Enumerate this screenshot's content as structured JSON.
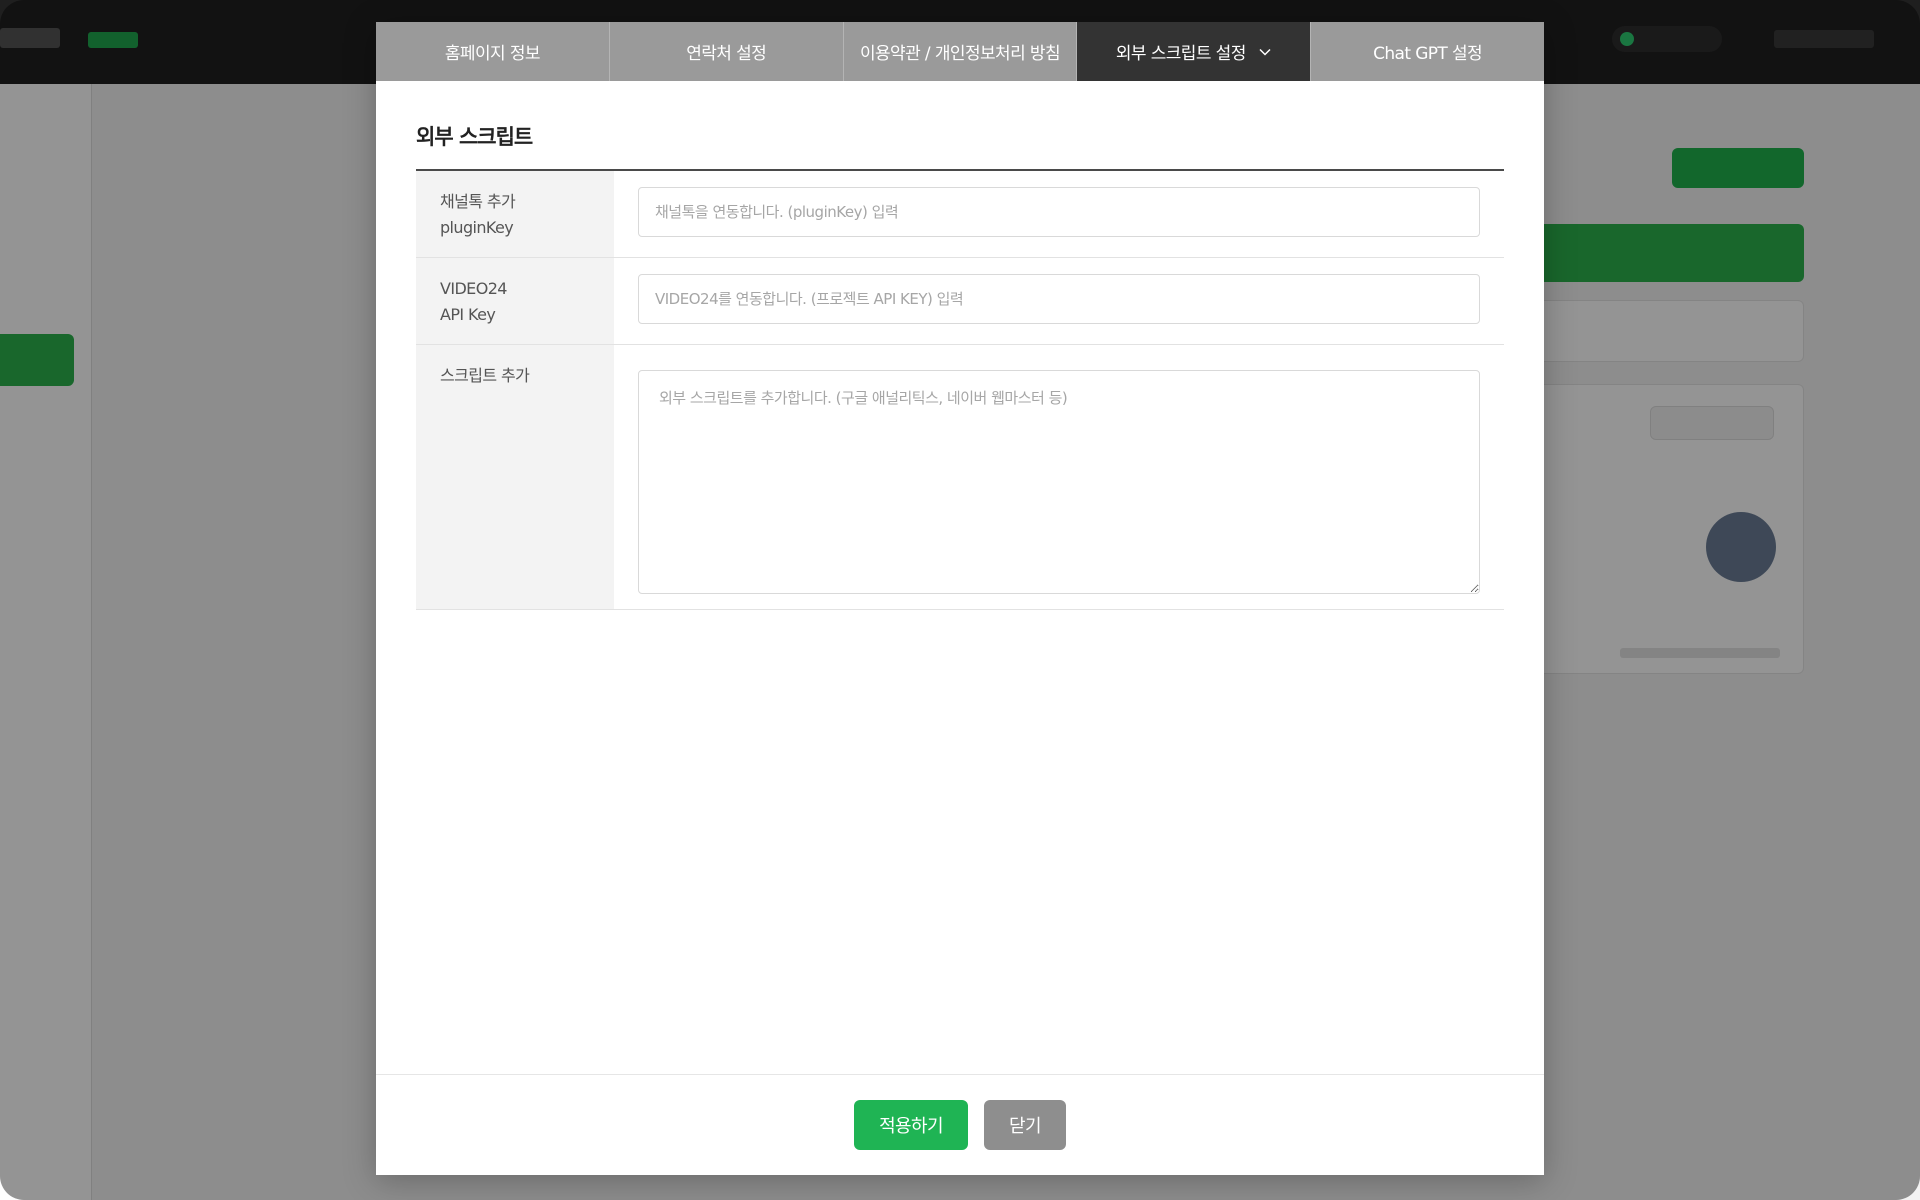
{
  "tabs": [
    {
      "label": "홈페이지 정보"
    },
    {
      "label": "연락처 설정"
    },
    {
      "label": "이용약관 / 개인정보처리 방침"
    },
    {
      "label": "외부 스크립트 설정",
      "active": true,
      "icon": "chevron-down-icon"
    },
    {
      "label": "Chat GPT 설정"
    }
  ],
  "section": {
    "title": "외부 스크립트"
  },
  "form": {
    "channeltalk": {
      "label_line1": "채널톡 추가",
      "label_line2": "pluginKey",
      "placeholder": "채널톡을 연동합니다. (pluginKey) 입력",
      "value": ""
    },
    "video24": {
      "label_line1": "VIDEO24",
      "label_line2": "API Key",
      "placeholder": "VIDEO24를 연동합니다. (프로젝트 API KEY) 입력",
      "value": ""
    },
    "script": {
      "label": "스크립트 추가",
      "placeholder": "외부 스크립트를 추가합니다. (구글 애널리틱스, 네이버 웹마스터 등)",
      "value": ""
    }
  },
  "footer": {
    "apply_label": "적용하기",
    "close_label": "닫기"
  },
  "colors": {
    "accent": "#1fb454",
    "active_tab": "#333333",
    "inactive_tab": "#9a9a9a"
  }
}
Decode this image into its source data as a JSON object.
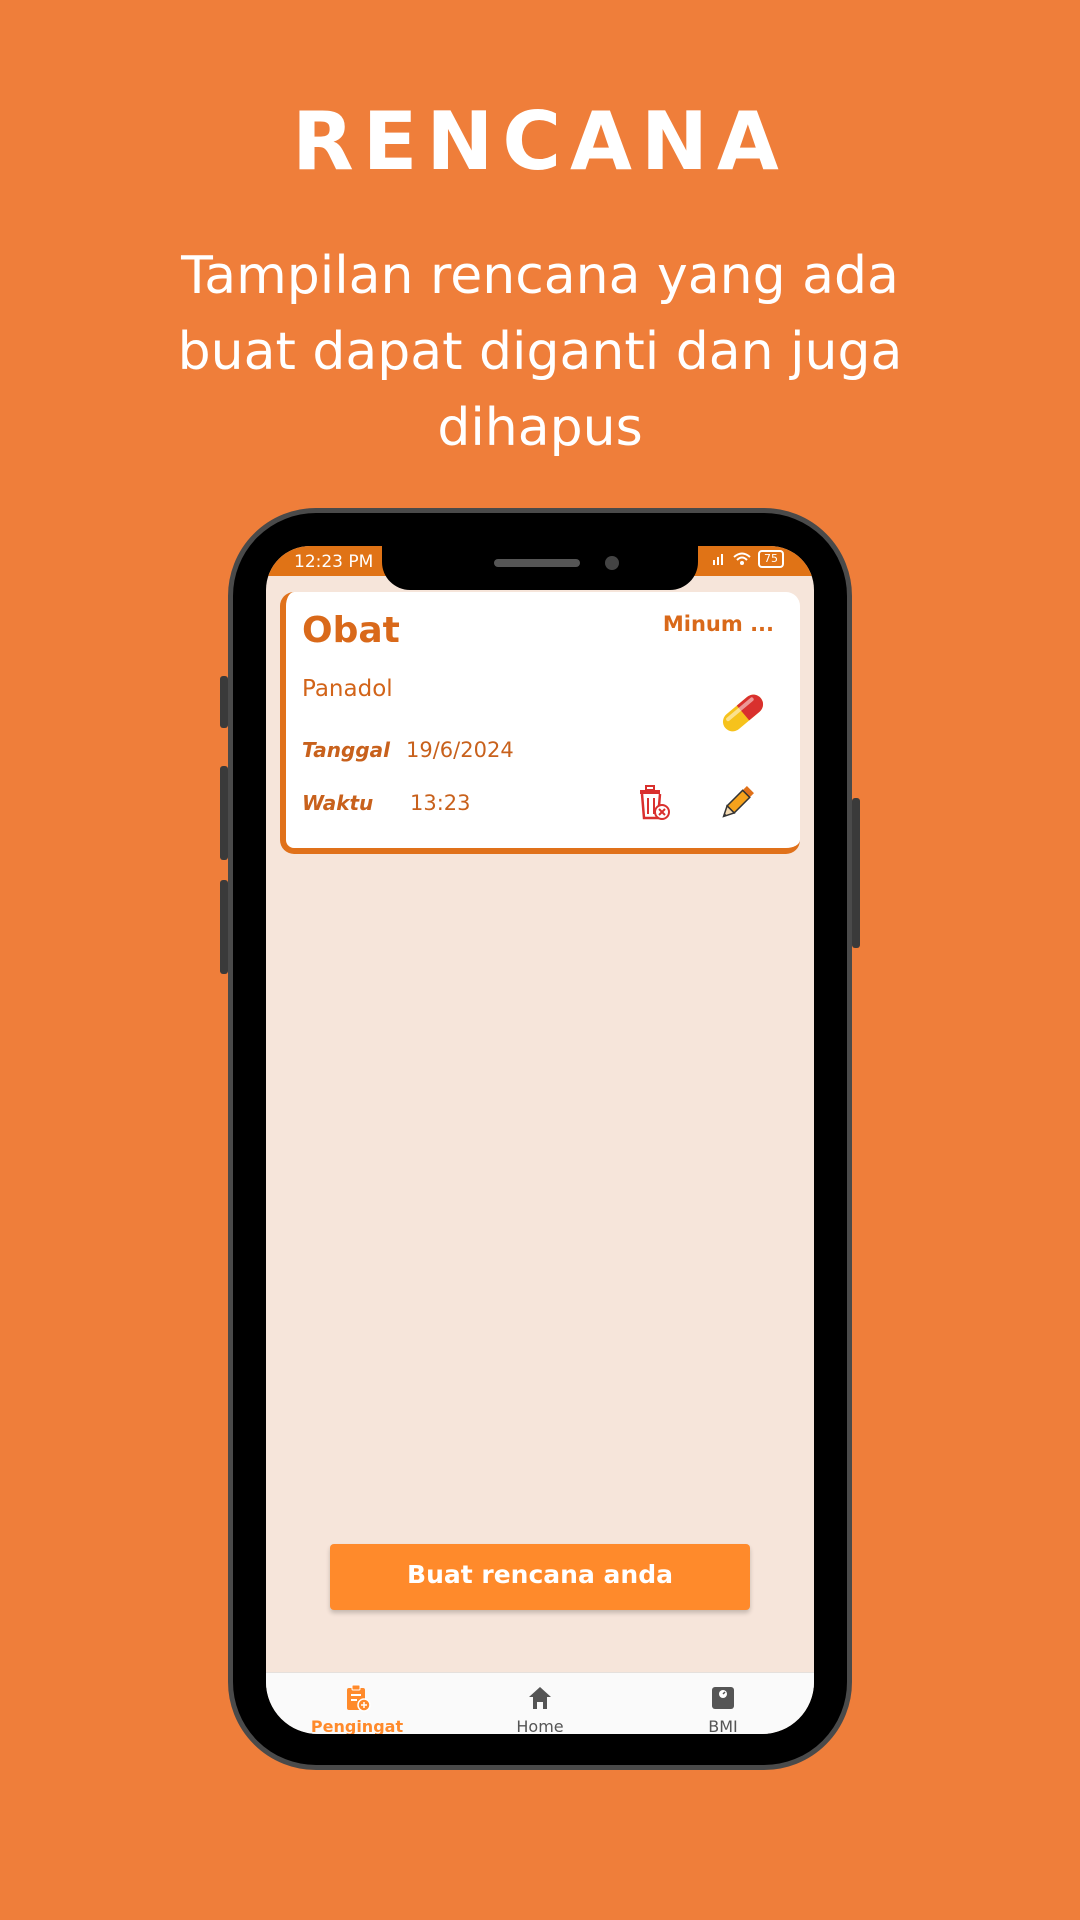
{
  "promo": {
    "headline": "RENCANA",
    "subtitle": "Tampilan rencana yang ada buat dapat diganti dan juga dihapus"
  },
  "status_bar": {
    "time": "12:23 PM",
    "battery": "75"
  },
  "plan_card": {
    "title": "Obat",
    "type": "Minum ...",
    "name": "Panadol",
    "date_label": "Tanggal",
    "date_value": "19/6/2024",
    "time_label": "Waktu",
    "time_value": "13:23",
    "icon": "pill-icon"
  },
  "actions": {
    "delete_icon": "trash-icon",
    "edit_icon": "pencil-icon"
  },
  "cta": {
    "label": "Buat rencana anda"
  },
  "bottom_nav": {
    "items": [
      {
        "label": "Pengingat",
        "icon": "clipboard-add-icon",
        "active": true
      },
      {
        "label": "Home",
        "icon": "home-icon",
        "active": false
      },
      {
        "label": "BMI",
        "icon": "scale-icon",
        "active": false
      }
    ]
  },
  "colors": {
    "background": "#EF7E3A",
    "accent": "#FF8A2B",
    "card_border": "#E0711A",
    "screen_bg": "#F6E5DA"
  }
}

*****

Look through the records and gather every line containing "placeholder".

      "placeholder": "채널톡을 연동합니다. (pluginKey) 입력",
      "placeholder": "VIDEO24를 연동합니다. (프로젝트 API KEY) 입력",
      "placeholder": "외부 스크립트를 추가합니다. (구글 애널리틱스, 네이버 웹마스터 등)",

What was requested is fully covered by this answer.